▶ _GOAL_: Find the word "this" in the material below and gather every line that contains it.

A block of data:
>> Begin

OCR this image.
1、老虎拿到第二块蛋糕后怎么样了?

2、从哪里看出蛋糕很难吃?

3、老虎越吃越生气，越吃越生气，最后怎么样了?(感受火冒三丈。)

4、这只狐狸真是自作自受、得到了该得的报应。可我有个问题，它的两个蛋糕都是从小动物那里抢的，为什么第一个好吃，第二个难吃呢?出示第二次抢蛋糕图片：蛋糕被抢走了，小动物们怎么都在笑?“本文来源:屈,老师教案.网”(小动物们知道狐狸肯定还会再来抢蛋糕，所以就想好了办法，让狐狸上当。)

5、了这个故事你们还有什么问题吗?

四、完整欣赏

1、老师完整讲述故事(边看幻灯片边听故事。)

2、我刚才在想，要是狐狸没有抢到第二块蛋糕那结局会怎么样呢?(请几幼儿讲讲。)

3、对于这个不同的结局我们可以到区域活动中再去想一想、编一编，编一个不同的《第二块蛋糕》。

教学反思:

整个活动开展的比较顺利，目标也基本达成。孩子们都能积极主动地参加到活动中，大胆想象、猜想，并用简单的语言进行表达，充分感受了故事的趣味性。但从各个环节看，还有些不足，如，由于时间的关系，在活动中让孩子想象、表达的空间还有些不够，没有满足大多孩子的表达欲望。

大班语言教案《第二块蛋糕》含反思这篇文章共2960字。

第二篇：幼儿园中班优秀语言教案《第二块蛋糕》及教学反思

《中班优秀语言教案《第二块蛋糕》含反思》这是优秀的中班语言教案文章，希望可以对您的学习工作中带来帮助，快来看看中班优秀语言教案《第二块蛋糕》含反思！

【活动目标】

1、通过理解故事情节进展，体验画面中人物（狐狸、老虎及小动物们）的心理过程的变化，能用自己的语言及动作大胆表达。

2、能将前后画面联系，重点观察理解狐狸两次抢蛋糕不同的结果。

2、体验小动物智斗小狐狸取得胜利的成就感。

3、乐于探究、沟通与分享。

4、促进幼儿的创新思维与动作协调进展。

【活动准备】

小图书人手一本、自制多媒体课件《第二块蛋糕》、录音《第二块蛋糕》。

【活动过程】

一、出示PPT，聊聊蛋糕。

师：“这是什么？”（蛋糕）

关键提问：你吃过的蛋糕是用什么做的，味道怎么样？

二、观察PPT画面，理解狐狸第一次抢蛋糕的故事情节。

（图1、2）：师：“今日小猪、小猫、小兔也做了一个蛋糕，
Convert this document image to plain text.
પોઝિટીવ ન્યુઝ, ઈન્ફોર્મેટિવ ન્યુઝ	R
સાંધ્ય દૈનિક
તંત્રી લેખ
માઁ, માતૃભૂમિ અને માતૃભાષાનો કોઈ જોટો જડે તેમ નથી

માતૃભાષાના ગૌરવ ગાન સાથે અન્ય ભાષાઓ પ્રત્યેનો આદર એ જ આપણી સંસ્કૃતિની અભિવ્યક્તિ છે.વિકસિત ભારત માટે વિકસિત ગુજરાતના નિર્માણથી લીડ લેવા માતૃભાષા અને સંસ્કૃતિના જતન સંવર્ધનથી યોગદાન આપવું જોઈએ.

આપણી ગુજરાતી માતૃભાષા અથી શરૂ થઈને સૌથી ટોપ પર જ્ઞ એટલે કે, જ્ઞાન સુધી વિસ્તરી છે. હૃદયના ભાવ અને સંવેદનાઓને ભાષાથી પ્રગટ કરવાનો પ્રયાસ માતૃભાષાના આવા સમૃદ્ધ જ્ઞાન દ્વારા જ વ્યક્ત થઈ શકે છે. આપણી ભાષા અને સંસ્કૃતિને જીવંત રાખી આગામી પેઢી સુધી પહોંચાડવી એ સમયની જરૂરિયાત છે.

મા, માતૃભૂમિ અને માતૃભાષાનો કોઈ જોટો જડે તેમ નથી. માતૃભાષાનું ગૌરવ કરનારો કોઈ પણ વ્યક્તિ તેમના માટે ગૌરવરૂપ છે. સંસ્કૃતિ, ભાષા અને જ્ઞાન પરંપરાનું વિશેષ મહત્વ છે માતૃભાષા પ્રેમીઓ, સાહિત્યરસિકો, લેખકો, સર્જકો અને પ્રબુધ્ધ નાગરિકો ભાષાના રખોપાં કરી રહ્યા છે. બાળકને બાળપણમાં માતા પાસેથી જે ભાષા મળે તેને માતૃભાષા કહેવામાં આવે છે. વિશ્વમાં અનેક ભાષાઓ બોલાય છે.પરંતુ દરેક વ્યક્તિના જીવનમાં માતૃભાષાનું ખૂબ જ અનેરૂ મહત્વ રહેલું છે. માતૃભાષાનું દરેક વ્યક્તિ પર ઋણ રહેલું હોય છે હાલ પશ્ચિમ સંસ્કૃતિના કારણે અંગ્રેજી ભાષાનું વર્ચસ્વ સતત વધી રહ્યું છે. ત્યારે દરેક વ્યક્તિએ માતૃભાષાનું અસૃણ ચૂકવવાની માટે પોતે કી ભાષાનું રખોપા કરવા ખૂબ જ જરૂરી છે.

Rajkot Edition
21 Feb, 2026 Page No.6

>> End

▶ _RESPONSE_:
OCR this image.
Convert this document image to plain text.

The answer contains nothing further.